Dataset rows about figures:
--------

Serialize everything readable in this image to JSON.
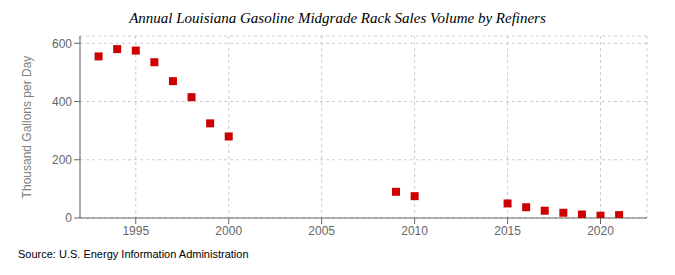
{
  "chart_data": {
    "type": "scatter",
    "title": "Annual Louisiana Gasoline Midgrade Rack Sales Volume by Refiners",
    "ylabel": "Thousand Gallons per Day",
    "source": "Source: U.S. Energy Information Administration",
    "x": [
      1993,
      1994,
      1995,
      1996,
      1997,
      1998,
      1999,
      2000,
      2009,
      2010,
      2015,
      2016,
      2017,
      2018,
      2019,
      2020,
      2021
    ],
    "values": [
      555,
      580,
      575,
      535,
      470,
      415,
      325,
      280,
      90,
      75,
      50,
      37,
      25,
      18,
      12,
      8,
      10
    ],
    "color": "#cc0000",
    "marker": "square",
    "xlim": [
      1992,
      2022.5
    ],
    "xticks": [
      1995,
      2000,
      2005,
      2010,
      2015,
      2020
    ],
    "ylim": [
      0,
      625
    ],
    "yticks": [
      0,
      200,
      400,
      600
    ],
    "grid": true
  }
}
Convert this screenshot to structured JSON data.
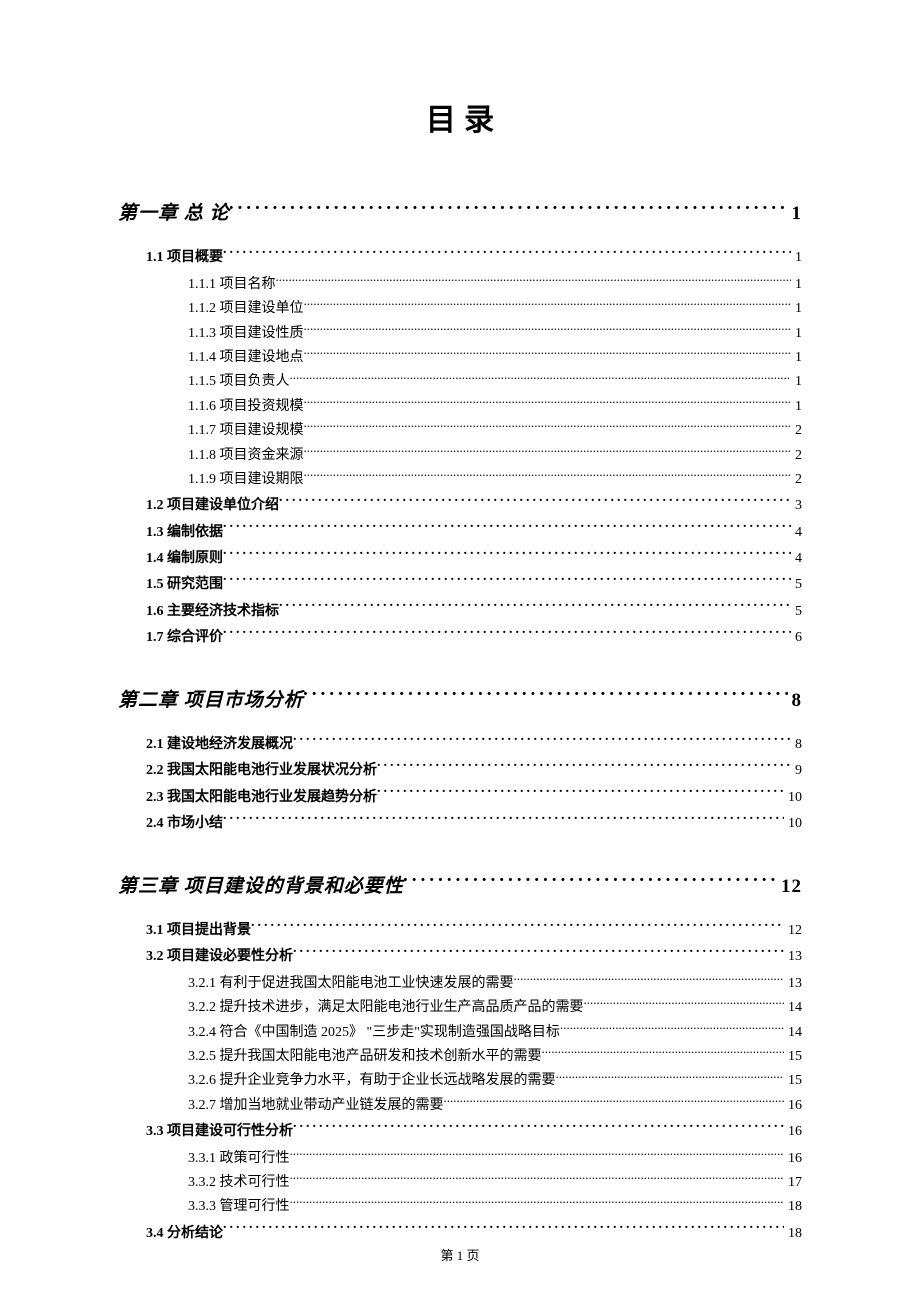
{
  "title": "目 录",
  "footer": "第 1 页",
  "toc": [
    {
      "level": "chapter",
      "label": "第一章 总 论",
      "page": "1"
    },
    {
      "level": "section",
      "label": "1.1 项目概要",
      "page": "1"
    },
    {
      "level": "sub",
      "label": "1.1.1 项目名称",
      "page": "1"
    },
    {
      "level": "sub",
      "label": "1.1.2 项目建设单位",
      "page": "1"
    },
    {
      "level": "sub",
      "label": "1.1.3 项目建设性质",
      "page": "1"
    },
    {
      "level": "sub",
      "label": "1.1.4 项目建设地点",
      "page": "1"
    },
    {
      "level": "sub",
      "label": "1.1.5 项目负责人",
      "page": "1"
    },
    {
      "level": "sub",
      "label": "1.1.6 项目投资规模",
      "page": "1"
    },
    {
      "level": "sub",
      "label": "1.1.7 项目建设规模",
      "page": "2"
    },
    {
      "level": "sub",
      "label": "1.1.8 项目资金来源",
      "page": "2"
    },
    {
      "level": "sub",
      "label": "1.1.9 项目建设期限",
      "page": "2"
    },
    {
      "level": "section",
      "label": "1.2 项目建设单位介绍",
      "page": "3"
    },
    {
      "level": "section",
      "label": "1.3 编制依据",
      "page": "4"
    },
    {
      "level": "section",
      "label": "1.4 编制原则",
      "page": "4"
    },
    {
      "level": "section",
      "label": "1.5 研究范围",
      "page": "5"
    },
    {
      "level": "section",
      "label": "1.6 主要经济技术指标",
      "page": "5"
    },
    {
      "level": "section",
      "label": "1.7 综合评价",
      "page": "6"
    },
    {
      "level": "chapter",
      "label": "第二章 项目市场分析",
      "page": "8"
    },
    {
      "level": "section",
      "label": "2.1 建设地经济发展概况",
      "page": "8"
    },
    {
      "level": "section",
      "label": "2.2 我国太阳能电池行业发展状况分析",
      "page": "9"
    },
    {
      "level": "section",
      "label": "2.3 我国太阳能电池行业发展趋势分析",
      "page": "10"
    },
    {
      "level": "section",
      "label": "2.4 市场小结",
      "page": "10"
    },
    {
      "level": "chapter",
      "label": "第三章 项目建设的背景和必要性",
      "page": "12"
    },
    {
      "level": "section",
      "label": "3.1 项目提出背景",
      "page": "12"
    },
    {
      "level": "section",
      "label": "3.2 项目建设必要性分析",
      "page": "13"
    },
    {
      "level": "sub",
      "label": "3.2.1 有利于促进我国太阳能电池工业快速发展的需要",
      "page": "13"
    },
    {
      "level": "sub",
      "label": "3.2.2 提升技术进步，满足太阳能电池行业生产高品质产品的需要",
      "page": "14"
    },
    {
      "level": "sub",
      "label": "3.2.4 符合《中国制造 2025》 \"三步走\"实现制造强国战略目标",
      "page": "14"
    },
    {
      "level": "sub",
      "label": "3.2.5 提升我国太阳能电池产品研发和技术创新水平的需要",
      "page": "15"
    },
    {
      "level": "sub",
      "label": "3.2.6 提升企业竞争力水平，有助于企业长远战略发展的需要",
      "page": "15"
    },
    {
      "level": "sub",
      "label": "3.2.7 增加当地就业带动产业链发展的需要",
      "page": "16"
    },
    {
      "level": "section",
      "label": "3.3 项目建设可行性分析",
      "page": "16"
    },
    {
      "level": "sub",
      "label": "3.3.1 政策可行性",
      "page": "16"
    },
    {
      "level": "sub",
      "label": "3.3.2 技术可行性",
      "page": "17"
    },
    {
      "level": "sub",
      "label": "3.3.3 管理可行性",
      "page": "18"
    },
    {
      "level": "section",
      "label": "3.4 分析结论",
      "page": "18"
    }
  ],
  "colors": {
    "text": "#000000",
    "background": "#ffffff"
  },
  "typography": {
    "title_fontsize_pt": 22,
    "chapter_fontsize_pt": 14,
    "section_fontsize_pt": 10.5,
    "sub_fontsize_pt": 10.5
  }
}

--------

From the listing above, print every entry precisely and drop the pictures.

Serialize everything readable in this image to JSON.
{
  "chart_data": {
    "type": "scatter",
    "title": "Annual Louisiana Gasoline Midgrade Rack Sales Volume by Refiners",
    "ylabel": "Thousand Gallons per Day",
    "source": "Source: U.S. Energy Information Administration",
    "x": [
      1993,
      1994,
      1995,
      1996,
      1997,
      1998,
      1999,
      2000,
      2009,
      2010,
      2015,
      2016,
      2017,
      2018,
      2019,
      2020,
      2021
    ],
    "values": [
      555,
      580,
      575,
      535,
      470,
      415,
      325,
      280,
      90,
      75,
      50,
      37,
      25,
      18,
      12,
      8,
      10
    ],
    "color": "#cc0000",
    "marker": "square",
    "xlim": [
      1992,
      2022.5
    ],
    "xticks": [
      1995,
      2000,
      2005,
      2010,
      2015,
      2020
    ],
    "ylim": [
      0,
      625
    ],
    "yticks": [
      0,
      200,
      400,
      600
    ],
    "grid": true
  }
}
Convert this screenshot to structured JSON data.
{
  "title": "目 录",
  "footer": "第 1 页",
  "toc": [
    {
      "level": "chapter",
      "label": "第一章 总 论",
      "page": "1"
    },
    {
      "level": "section",
      "label": "1.1 项目概要",
      "page": "1"
    },
    {
      "level": "sub",
      "label": "1.1.1 项目名称",
      "page": "1"
    },
    {
      "level": "sub",
      "label": "1.1.2 项目建设单位",
      "page": "1"
    },
    {
      "level": "sub",
      "label": "1.1.3 项目建设性质",
      "page": "1"
    },
    {
      "level": "sub",
      "label": "1.1.4 项目建设地点",
      "page": "1"
    },
    {
      "level": "sub",
      "label": "1.1.5 项目负责人",
      "page": "1"
    },
    {
      "level": "sub",
      "label": "1.1.6 项目投资规模",
      "page": "1"
    },
    {
      "level": "sub",
      "label": "1.1.7 项目建设规模",
      "page": "2"
    },
    {
      "level": "sub",
      "label": "1.1.8 项目资金来源",
      "page": "2"
    },
    {
      "level": "sub",
      "label": "1.1.9 项目建设期限",
      "page": "2"
    },
    {
      "level": "section",
      "label": "1.2 项目建设单位介绍",
      "page": "3"
    },
    {
      "level": "section",
      "label": "1.3 编制依据",
      "page": "4"
    },
    {
      "level": "section",
      "label": "1.4 编制原则",
      "page": "4"
    },
    {
      "level": "section",
      "label": "1.5 研究范围",
      "page": "5"
    },
    {
      "level": "section",
      "label": "1.6 主要经济技术指标",
      "page": "5"
    },
    {
      "level": "section",
      "label": "1.7 综合评价",
      "page": "6"
    },
    {
      "level": "chapter",
      "label": "第二章 项目市场分析",
      "page": "8"
    },
    {
      "level": "section",
      "label": "2.1 建设地经济发展概况",
      "page": "8"
    },
    {
      "level": "section",
      "label": "2.2 我国太阳能电池行业发展状况分析",
      "page": "9"
    },
    {
      "level": "section",
      "label": "2.3 我国太阳能电池行业发展趋势分析",
      "page": "10"
    },
    {
      "level": "section",
      "label": "2.4 市场小结",
      "page": "10"
    },
    {
      "level": "chapter",
      "label": "第三章 项目建设的背景和必要性",
      "page": "12"
    },
    {
      "level": "section",
      "label": "3.1 项目提出背景",
      "page": "12"
    },
    {
      "level": "section",
      "label": "3.2 项目建设必要性分析",
      "page": "13"
    },
    {
      "level": "sub",
      "label": "3.2.1 有利于促进我国太阳能电池工业快速发展的需要",
      "page": "13"
    },
    {
      "level": "sub",
      "label": "3.2.2 提升技术进步，满足太阳能电池行业生产高品质产品的需要",
      "page": "14"
    },
    {
      "level": "sub",
      "label": "3.2.4 符合《中国制造 2025》 \"三步走\"实现制造强国战略目标",
      "page": "14"
    },
    {
      "level": "sub",
      "label": "3.2.5 提升我国太阳能电池产品研发和技术创新水平的需要",
      "page": "15"
    },
    {
      "level": "sub",
      "label": "3.2.6 提升企业竞争力水平，有助于企业长远战略发展的需要",
      "page": "15"
    },
    {
      "level": "sub",
      "label": "3.2.7 增加当地就业带动产业链发展的需要",
      "page": "16"
    },
    {
      "level": "section",
      "label": "3.3 项目建设可行性分析",
      "page": "16"
    },
    {
      "level": "sub",
      "label": "3.3.1 政策可行性",
      "page": "16"
    },
    {
      "level": "sub",
      "label": "3.3.2 技术可行性",
      "page": "17"
    },
    {
      "level": "sub",
      "label": "3.3.3 管理可行性",
      "page": "18"
    },
    {
      "level": "section",
      "label": "3.4 分析结论",
      "page": "18"
    }
  ],
  "colors": {
    "text": "#000000",
    "background": "#ffffff"
  },
  "typography": {
    "title_fontsize_pt": 22,
    "chapter_fontsize_pt": 14,
    "section_fontsize_pt": 10.5,
    "sub_fontsize_pt": 10.5
  }
}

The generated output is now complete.